### Directions for this task
Every line below that holds the string "Russell" should be copied out.

Figure contents as structured data
★ ★ ★ ★ ★

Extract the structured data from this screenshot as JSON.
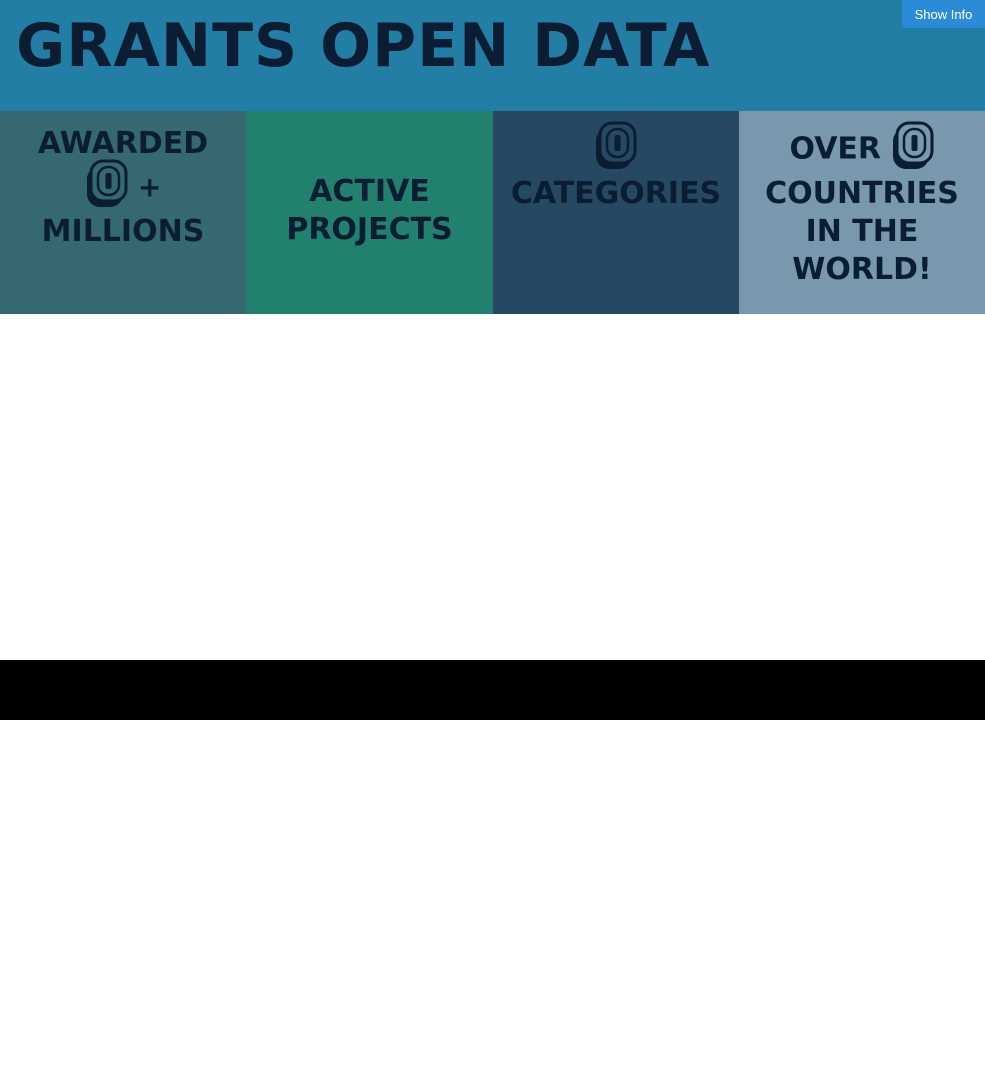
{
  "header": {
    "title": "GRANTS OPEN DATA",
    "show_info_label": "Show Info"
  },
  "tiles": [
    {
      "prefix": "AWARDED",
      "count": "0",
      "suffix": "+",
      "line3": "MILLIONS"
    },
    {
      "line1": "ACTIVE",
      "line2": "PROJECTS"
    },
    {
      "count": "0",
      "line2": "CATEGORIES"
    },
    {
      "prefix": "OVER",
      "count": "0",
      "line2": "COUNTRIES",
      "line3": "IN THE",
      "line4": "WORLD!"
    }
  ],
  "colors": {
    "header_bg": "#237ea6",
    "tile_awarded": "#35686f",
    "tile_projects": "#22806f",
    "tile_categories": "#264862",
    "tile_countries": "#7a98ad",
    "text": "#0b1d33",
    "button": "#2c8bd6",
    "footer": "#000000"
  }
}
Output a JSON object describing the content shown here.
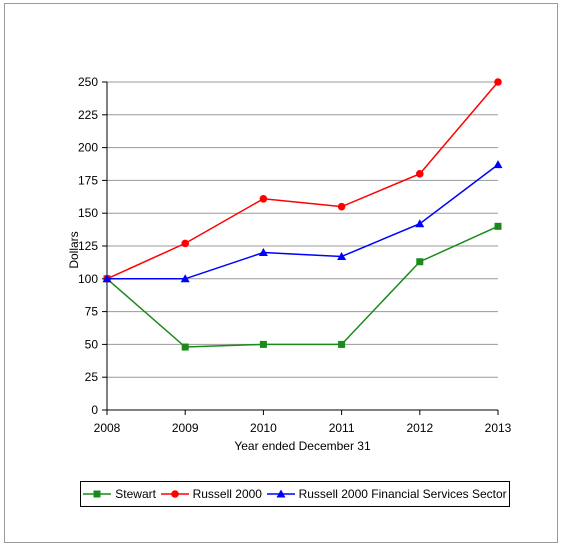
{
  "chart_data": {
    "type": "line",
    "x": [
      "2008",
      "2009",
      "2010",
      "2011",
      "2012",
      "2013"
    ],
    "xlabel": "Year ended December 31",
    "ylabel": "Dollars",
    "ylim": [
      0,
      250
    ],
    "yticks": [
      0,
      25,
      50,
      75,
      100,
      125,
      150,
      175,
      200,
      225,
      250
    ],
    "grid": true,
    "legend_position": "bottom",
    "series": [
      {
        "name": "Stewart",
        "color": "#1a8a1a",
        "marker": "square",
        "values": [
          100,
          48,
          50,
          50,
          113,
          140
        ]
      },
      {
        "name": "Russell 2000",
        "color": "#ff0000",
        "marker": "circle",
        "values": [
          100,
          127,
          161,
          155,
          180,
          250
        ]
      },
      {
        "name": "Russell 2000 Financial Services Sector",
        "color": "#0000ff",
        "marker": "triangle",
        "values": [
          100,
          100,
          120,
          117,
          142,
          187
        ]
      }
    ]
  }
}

★ ★ ★ ★ ★

### Expected answer
        "name": "Russell 2000",
        "name": "Russell 2000 Financial Services Sector",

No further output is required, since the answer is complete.